### INSTRUCTION
Could you copy, word for word, only the lines from the one containing "What data populates" through the last line of the records below, both included?

================================

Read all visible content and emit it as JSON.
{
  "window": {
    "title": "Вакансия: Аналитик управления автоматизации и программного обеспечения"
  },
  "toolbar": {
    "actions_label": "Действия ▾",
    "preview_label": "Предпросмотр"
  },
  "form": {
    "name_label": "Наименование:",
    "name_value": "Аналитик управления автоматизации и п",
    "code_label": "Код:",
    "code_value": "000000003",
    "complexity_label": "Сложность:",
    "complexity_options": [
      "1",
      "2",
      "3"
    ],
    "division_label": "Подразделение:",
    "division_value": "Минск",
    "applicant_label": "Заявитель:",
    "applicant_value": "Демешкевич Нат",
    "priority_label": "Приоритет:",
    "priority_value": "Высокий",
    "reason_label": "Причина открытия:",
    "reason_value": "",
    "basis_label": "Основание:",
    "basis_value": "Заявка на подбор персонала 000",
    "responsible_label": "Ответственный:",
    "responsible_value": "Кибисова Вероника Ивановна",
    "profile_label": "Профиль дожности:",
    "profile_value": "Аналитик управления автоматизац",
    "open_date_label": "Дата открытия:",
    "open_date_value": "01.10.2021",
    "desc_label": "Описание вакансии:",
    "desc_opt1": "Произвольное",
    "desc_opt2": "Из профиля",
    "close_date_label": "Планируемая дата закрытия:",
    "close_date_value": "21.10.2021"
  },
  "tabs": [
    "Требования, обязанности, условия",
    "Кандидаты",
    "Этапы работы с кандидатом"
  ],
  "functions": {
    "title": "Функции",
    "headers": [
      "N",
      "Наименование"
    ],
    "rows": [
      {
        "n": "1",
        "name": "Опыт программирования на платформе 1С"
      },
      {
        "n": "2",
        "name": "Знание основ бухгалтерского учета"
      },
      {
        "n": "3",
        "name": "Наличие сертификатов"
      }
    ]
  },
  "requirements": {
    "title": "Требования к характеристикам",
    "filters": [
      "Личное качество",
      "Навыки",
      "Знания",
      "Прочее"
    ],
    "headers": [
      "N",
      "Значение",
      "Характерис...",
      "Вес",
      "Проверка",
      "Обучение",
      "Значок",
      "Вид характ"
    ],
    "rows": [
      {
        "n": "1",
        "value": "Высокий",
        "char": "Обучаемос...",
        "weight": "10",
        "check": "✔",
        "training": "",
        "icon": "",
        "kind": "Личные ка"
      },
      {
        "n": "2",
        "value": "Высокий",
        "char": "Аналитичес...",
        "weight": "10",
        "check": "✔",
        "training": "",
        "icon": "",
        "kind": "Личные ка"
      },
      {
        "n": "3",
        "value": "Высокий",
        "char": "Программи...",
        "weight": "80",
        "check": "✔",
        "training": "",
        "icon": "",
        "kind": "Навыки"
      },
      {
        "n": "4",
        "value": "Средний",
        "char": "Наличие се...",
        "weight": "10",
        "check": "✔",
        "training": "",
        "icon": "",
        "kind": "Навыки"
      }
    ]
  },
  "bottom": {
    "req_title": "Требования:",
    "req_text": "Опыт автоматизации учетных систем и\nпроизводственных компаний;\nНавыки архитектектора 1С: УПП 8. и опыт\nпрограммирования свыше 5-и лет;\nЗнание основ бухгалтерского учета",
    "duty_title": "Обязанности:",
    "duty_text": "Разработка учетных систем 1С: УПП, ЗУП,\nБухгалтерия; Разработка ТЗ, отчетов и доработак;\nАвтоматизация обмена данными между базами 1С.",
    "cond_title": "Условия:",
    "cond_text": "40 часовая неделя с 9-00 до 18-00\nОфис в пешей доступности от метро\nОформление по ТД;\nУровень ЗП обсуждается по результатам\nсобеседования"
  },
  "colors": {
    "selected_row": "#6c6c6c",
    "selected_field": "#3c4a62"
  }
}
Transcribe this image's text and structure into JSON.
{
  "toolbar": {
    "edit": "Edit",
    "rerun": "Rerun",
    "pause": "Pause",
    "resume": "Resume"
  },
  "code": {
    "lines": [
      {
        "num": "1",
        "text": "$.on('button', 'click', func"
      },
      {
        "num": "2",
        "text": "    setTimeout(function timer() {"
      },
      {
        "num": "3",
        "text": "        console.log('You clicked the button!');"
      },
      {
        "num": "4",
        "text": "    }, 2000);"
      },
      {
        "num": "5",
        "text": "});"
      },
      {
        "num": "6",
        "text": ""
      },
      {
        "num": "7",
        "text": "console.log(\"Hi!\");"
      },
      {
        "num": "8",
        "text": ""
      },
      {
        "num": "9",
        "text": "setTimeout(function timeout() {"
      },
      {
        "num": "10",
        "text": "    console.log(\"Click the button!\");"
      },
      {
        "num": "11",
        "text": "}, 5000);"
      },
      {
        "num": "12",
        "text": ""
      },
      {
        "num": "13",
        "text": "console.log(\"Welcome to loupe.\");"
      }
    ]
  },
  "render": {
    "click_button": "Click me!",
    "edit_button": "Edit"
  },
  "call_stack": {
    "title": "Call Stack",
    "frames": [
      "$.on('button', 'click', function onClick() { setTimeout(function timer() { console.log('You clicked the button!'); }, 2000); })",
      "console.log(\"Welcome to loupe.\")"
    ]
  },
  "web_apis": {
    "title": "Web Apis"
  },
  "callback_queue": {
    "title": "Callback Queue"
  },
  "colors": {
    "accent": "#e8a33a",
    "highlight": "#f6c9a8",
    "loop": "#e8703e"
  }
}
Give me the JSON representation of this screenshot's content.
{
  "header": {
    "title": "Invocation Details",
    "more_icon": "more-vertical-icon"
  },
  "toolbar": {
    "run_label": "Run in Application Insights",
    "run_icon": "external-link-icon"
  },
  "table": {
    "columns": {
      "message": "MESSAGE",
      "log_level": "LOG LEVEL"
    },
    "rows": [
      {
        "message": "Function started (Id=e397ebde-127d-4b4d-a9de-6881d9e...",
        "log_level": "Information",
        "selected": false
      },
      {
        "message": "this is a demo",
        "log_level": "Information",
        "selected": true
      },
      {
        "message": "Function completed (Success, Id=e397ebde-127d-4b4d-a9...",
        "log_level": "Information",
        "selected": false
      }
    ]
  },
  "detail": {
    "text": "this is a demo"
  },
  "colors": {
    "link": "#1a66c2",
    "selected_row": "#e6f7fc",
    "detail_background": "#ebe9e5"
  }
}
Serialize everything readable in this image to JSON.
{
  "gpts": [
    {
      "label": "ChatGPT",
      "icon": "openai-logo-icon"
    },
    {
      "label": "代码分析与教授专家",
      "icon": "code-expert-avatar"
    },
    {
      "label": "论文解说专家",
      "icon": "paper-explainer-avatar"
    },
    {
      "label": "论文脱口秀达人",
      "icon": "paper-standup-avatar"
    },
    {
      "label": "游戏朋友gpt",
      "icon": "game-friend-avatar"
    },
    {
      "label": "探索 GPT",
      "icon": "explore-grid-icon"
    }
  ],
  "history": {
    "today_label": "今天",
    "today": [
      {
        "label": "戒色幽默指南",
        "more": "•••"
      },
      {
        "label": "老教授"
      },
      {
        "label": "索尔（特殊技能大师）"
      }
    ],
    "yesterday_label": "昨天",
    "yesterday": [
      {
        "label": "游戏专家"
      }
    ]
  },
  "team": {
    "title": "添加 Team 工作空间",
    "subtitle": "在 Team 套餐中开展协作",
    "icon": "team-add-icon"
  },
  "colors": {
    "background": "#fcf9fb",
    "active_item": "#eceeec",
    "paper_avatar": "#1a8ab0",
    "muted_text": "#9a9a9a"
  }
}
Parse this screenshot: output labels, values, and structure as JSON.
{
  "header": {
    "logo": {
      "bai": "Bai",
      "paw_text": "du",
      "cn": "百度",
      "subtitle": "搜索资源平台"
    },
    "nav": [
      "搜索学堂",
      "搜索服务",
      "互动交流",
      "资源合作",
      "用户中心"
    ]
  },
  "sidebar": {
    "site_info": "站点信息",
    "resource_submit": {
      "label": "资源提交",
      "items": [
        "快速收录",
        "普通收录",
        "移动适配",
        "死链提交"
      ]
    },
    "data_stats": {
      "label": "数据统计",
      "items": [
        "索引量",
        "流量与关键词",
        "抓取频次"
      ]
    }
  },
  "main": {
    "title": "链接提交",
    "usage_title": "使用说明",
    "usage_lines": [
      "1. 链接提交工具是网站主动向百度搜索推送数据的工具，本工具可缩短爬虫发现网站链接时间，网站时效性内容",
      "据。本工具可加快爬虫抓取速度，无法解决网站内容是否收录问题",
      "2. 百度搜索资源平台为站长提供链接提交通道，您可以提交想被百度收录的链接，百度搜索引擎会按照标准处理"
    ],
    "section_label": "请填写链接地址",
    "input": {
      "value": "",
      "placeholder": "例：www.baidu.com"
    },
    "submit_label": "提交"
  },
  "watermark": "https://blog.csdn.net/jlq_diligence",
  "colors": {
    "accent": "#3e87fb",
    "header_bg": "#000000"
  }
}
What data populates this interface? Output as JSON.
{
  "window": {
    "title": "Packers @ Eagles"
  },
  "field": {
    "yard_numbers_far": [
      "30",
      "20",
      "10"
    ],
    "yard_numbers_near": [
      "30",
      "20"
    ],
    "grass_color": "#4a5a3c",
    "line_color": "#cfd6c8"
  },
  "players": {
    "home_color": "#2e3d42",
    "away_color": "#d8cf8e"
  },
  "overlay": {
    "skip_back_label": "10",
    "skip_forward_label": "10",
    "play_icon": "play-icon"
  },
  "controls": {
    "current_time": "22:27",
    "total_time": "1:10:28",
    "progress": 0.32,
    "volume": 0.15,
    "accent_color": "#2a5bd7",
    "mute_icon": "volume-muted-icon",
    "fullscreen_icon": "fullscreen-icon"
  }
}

================================

### TASK SOLUTION
What data populates this interface? Output as JSON.
{
  "window": {
    "title": "Packers @ Eagles"
  },
  "field": {
    "yard_numbers_far": [
      "30",
      "20",
      "10"
    ],
    "yard_numbers_near": [
      "30",
      "20"
    ],
    "grass_color": "#4a5a3c",
    "line_color": "#cfd6c8"
  },
  "players": {
    "home_color": "#2e3d42",
    "away_color": "#d8cf8e"
  },
  "overlay": {
    "skip_back_label": "10",
    "skip_forward_label": "10",
    "play_icon": "play-icon"
  },
  "controls": {
    "current_time": "22:27",
    "total_time": "1:10:28",
    "progress": 0.32,
    "volume": 0.15,
    "accent_color": "#2a5bd7",
    "mute_icon": "volume-muted-icon",
    "fullscreen_icon": "fullscreen-icon"
  }
}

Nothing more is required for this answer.